# Source passage

* * * * *

In the modern era, the High Evolutionary encountered the Asgardian thunder god, Thor. Alongside Thor, the High Evolutionary battled the Man-Beast (one of the New Men) and his evil New Men.

Wyndham eventually saw the world as a far too confining place, so he converted his scientific research citadel into a spaceship, exploring the stars with his New Men. He later settled his New Men on a planet, Wundagore II, while he stayed on one of the planet's moons and began work on a detailed replica of Earth to be located on the opposite side of the Sun. There his New Men regressed to bestial behavior and revolted against him. He captured the Hulk, intending to evolve him forward by a million years. However, his experiment was interrupted by the New Men, who fatally wounded their former master. In desperation, he performed the experiment meant for the Hulk on himself, evolving into a godlike being. In this enlightened state, he was repulsed by his tampering with evolution and devolved the surviving New Men before willing his own existence to dissolve and become one with the cosmos.

The High Evolutionary eventually returned to human form and finished his creation, Counter-Earth. Although Counter-Earth was supposed to be a temporary structure that would be evolved into a paradise, the Man-Beast corrupted the process, and Counter-Earth became an imperfect world. By this time the High Evolutionary had adopted Adam Warlock and bestowed him with the Soul Gem, dispatching him to redeem Counter-Earth. The High Evolutionary aided Adam Warlock against Man-Beast and his agents.

Eventually, one of Galactus's Heralds discovered this Counter-Earth. Galactus declared that Counter-Earth was ideally suited for his sustenance (just as the real Earth). The High Evolutionary faced Galactus in battle and lost, while the Fantastic Four and Gorr tried to prevent Galactus from devouring Counter-Earth; eventually the Impossible Man tricked the World Devourer to seek sustenance from the Impossible Man's world, Poppup, leading to a fatal condition. Out of compassion, the High Evolutionary saved Galactus by evolving him into living energy that was eventually re-collected by Galactus's world ship.

* * * * *

# What this exercise asks
• A. Using the High Evolutionary text, answer each question briefly:
(i) What did Wyndham convert his scientific research citadel into?
(ii) What did the High Evolutionary bestow on Adam Warlock?
(iii) What is the name of the Impossible Man's world?
• B. Rewrite the part of the High Evolutionary text starting with "The High Evolutionary eventually" and going on through "and his agents.", substituting "Infinity Gem" for "Soul Gem".
None of this material is needed for the work on the High Evolutionary text.

Records taken from a dataset:
* * * * *

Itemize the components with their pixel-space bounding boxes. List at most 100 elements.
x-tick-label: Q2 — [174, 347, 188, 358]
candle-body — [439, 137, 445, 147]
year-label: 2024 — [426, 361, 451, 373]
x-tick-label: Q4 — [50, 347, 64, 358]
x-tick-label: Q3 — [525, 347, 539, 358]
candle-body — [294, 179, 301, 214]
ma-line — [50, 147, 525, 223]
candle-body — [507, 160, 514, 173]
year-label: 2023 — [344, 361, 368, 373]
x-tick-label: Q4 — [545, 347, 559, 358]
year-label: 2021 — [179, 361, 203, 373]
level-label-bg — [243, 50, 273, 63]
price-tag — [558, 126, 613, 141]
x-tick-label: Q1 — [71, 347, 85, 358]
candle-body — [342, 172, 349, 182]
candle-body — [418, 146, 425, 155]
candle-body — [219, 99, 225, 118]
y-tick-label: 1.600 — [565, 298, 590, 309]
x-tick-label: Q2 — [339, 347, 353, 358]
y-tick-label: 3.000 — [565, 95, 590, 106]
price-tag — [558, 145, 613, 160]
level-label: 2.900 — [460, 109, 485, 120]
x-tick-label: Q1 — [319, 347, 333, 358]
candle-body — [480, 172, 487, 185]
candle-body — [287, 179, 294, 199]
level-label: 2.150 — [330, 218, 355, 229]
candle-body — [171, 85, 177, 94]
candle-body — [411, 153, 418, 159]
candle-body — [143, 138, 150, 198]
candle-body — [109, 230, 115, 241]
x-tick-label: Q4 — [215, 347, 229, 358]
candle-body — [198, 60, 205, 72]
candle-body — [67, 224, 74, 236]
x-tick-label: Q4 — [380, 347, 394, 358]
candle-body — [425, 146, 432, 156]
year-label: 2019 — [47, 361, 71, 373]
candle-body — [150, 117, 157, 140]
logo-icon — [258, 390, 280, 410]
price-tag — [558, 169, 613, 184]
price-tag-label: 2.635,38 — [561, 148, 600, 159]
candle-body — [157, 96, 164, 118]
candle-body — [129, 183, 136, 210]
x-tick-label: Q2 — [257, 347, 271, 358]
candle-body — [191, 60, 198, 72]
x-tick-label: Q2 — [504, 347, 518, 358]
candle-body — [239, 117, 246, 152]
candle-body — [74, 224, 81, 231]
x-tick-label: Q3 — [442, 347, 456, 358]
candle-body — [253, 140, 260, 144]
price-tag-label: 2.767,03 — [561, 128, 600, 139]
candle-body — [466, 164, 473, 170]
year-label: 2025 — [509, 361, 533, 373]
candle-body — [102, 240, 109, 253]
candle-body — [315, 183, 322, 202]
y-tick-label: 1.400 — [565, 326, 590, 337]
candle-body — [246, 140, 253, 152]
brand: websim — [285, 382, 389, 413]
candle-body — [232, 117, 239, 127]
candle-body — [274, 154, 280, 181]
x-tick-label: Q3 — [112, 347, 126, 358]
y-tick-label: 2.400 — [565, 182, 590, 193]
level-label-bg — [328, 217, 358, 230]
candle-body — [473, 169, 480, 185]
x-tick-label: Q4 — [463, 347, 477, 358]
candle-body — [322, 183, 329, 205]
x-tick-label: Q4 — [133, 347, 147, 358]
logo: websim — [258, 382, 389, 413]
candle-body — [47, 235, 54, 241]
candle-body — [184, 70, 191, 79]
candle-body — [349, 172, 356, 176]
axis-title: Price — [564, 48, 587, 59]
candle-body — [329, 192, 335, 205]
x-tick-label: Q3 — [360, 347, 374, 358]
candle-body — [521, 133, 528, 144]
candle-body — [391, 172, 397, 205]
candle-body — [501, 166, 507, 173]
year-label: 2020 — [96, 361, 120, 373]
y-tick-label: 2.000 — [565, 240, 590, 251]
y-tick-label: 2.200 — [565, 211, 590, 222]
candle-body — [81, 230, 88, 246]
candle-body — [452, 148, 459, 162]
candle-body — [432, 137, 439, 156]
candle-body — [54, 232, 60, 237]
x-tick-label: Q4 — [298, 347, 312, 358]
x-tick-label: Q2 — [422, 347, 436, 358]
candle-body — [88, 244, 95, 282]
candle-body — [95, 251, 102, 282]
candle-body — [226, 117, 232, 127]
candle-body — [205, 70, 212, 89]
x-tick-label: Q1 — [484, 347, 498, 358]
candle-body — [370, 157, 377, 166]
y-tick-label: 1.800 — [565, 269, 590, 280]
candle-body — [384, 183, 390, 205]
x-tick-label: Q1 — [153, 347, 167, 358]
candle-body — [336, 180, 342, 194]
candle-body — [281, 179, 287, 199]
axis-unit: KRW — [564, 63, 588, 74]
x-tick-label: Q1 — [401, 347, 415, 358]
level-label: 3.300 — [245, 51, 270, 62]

* * * * *

# Solved problems
• A.
(i) A spaceship
(ii) The Soul Gem
(iii) Poppup

• B.
The High Evolutionary eventually returned to human form and finished his creation, Counter-Earth. Although Counter-Earth was supposed to be a temporary structure that would be evolved into a paradise, the Man-Beast corrupted the process, and Counter-Earth became an imperfect world. By this time the High Evolutionary had adopted Adam Warlock and bestowed him with the Infinity Gem, dispatching him to redeem Counter-Earth. The High Evolutionary aided Adam Warlock against Man-Beast and his agents.